◆ Given task:
Reproduce the listing verbatim.

◆ Task input:
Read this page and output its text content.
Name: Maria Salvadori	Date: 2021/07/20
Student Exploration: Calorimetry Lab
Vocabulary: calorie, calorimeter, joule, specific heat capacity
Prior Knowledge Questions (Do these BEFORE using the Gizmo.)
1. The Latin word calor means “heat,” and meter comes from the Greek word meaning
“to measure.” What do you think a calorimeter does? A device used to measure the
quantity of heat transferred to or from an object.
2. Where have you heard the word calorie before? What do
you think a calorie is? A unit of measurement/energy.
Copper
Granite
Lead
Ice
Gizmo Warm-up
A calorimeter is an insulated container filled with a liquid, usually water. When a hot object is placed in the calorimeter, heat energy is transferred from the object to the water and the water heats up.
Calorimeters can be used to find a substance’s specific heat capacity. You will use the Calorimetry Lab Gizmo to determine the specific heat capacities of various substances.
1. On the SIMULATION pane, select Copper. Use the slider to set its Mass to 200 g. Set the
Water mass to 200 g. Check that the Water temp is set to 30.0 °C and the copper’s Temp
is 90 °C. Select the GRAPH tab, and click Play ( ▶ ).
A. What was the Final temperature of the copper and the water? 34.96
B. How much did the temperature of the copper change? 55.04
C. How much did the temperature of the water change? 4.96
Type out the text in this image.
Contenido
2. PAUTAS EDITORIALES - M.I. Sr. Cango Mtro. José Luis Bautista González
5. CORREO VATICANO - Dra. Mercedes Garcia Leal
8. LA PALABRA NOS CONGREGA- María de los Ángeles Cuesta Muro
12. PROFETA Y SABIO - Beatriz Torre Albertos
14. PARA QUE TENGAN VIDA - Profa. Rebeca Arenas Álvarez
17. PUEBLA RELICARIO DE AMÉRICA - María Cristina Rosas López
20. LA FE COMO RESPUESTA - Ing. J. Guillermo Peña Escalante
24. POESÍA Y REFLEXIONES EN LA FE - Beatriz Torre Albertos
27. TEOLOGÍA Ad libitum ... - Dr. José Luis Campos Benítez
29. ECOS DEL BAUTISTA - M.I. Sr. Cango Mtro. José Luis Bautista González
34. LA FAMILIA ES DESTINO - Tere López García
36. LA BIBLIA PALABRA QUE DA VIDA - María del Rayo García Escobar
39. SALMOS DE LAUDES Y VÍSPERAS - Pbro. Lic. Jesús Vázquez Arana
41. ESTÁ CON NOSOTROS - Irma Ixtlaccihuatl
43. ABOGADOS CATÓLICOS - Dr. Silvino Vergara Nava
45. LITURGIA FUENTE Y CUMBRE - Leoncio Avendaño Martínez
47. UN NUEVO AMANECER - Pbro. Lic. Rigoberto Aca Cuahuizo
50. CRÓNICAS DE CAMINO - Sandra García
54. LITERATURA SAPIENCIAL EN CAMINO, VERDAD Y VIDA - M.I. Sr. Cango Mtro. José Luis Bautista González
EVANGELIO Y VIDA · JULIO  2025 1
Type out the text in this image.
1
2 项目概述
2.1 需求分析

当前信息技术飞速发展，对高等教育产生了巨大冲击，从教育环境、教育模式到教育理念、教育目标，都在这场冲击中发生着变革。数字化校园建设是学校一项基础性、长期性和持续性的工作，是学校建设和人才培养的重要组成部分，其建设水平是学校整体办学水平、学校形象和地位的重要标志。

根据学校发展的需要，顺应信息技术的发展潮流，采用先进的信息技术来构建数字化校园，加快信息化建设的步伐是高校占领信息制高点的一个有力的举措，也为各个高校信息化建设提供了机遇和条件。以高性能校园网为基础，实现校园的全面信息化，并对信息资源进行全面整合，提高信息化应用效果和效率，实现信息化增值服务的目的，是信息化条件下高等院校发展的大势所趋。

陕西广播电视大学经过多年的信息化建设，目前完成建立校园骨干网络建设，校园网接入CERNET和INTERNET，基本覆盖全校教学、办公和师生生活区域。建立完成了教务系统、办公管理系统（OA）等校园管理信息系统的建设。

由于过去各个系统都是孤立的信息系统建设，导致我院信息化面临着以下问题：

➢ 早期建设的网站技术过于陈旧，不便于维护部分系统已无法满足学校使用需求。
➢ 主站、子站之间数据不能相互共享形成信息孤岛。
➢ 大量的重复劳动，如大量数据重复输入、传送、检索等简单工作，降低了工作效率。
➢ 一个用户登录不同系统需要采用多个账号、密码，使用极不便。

◆ Output for this task:
Read this page and output its text content.
Name: Maria Salvadori	Date: 2021/07/20
Student Exploration: Calorimetry Lab
Vocabulary: calorie, calorimeter, joule, specific heat capacity
Prior Knowledge Questions (Do these BEFORE using the Gizmo.)
1. The Latin word calor means “heat,” and meter comes from the Greek word meaning
“to measure.” What do you think a calorimeter does? A device used to measure the
quantity of heat transferred to or from an object.
2. Where have you heard the word calorie before? What do
you think a calorie is? A unit of measurement/energy.
Copper
Granite
Lead
Ice
Gizmo Warm-up
A calorimeter is an insulated container filled with a liquid, usually water. When a hot object is placed in the calorimeter, heat energy is transferred from the object to the water and the water heats up.
Calorimeters can be used to find a substance’s specific heat capacity. You will use the Calorimetry Lab Gizmo to determine the specific heat capacities of various substances.
1. On the SIMULATION pane, select Copper. Use the slider to set its Mass to 200 g. Set the
Water mass to 200 g. Check that the Water temp is set to 30.0 °C and the copper’s Temp
is 90 °C. Select the GRAPH tab, and click Play ( ▶ ).
A. What was the Final temperature of the copper and the water? 34.96
B. How much did the temperature of the copper change? 55.04
C. How much did the temperature of the water change? 4.96
Type out the text in this image.
Contenido
2. PAUTAS EDITORIALES - M.I. Sr. Cango Mtro. José Luis Bautista González
5. CORREO VATICANO - Dra. Mercedes Garcia Leal
8. LA PALABRA NOS CONGREGA- María de los Ángeles Cuesta Muro
12. PROFETA Y SABIO - Beatriz Torre Albertos
14. PARA QUE TENGAN VIDA - Profa. Rebeca Arenas Álvarez
17. PUEBLA RELICARIO DE AMÉRICA - María Cristina Rosas López
20. LA FE COMO RESPUESTA - Ing. J. Guillermo Peña Escalante
24. POESÍA Y REFLEXIONES EN LA FE - Beatriz Torre Albertos
27. TEOLOGÍA Ad libitum ... - Dr. José Luis Campos Benítez
29. ECOS DEL BAUTISTA - M.I. Sr. Cango Mtro. José Luis Bautista González
34. LA FAMILIA ES DESTINO - Tere López García
36. LA BIBLIA PALABRA QUE DA VIDA - María del Rayo García Escobar
39. SALMOS DE LAUDES Y VÍSPERAS - Pbro. Lic. Jesús Vázquez Arana
41. ESTÁ CON NOSOTROS - Irma Ixtlaccihuatl
43. ABOGADOS CATÓLICOS - Dr. Silvino Vergara Nava
45. LITURGIA FUENTE Y CUMBRE - Leoncio Avendaño Martínez
47. UN NUEVO AMANECER - Pbro. Lic. Rigoberto Aca Cuahuizo
50. CRÓNICAS DE CAMINO - Sandra García
54. LITERATURA SAPIENCIAL EN CAMINO, VERDAD Y VIDA - M.I. Sr. Cango Mtro. José Luis Bautista González
EVANGELIO Y VIDA · JULIO  2025 1
Type out the text in this image.
1
2 项目概述
2.1 需求分析

当前信息技术飞速发展，对高等教育产生了巨大冲击，从教育环境、教育模式到教育理念、教育目标，都在这场冲击中发生着变革。数字化校园建设是学校一项基础性、长期性和持续性的工作，是学校建设和人才培养的重要组成部分，其建设水平是学校整体办学水平、学校形象和地位的重要标志。

根据学校发展的需要，顺应信息技术的发展潮流，采用先进的信息技术来构建数字化校园，加快信息化建设的步伐是高校占领信息制高点的一个有力的举措，也为各个高校信息化建设提供了机遇和条件。以高性能校园网为基础，实现校园的全面信息化，并对信息资源进行全面整合，提高信息化应用效果和效率，实现信息化增值服务的目的，是信息化条件下高等院校发展的大势所趋。

陕西广播电视大学经过多年的信息化建设，目前完成建立校园骨干网络建设，校园网接入CERNET和INTERNET，基本覆盖全校教学、办公和师生生活区域。建立完成了教务系统、办公管理系统（OA）等校园管理信息系统的建设。

由于过去各个系统都是孤立的信息系统建设，导致我院信息化面临着以下问题：

➢ 早期建设的网站技术过于陈旧，不便于维护部分系统已无法满足学校使用需求。
➢ 主站、子站之间数据不能相互共享形成信息孤岛。
➢ 大量的重复劳动，如大量数据重复输入、传送、检索等简单工作，降低了工作效率。
➢ 一个用户登录不同系统需要采用多个账号、密码，使用极不便。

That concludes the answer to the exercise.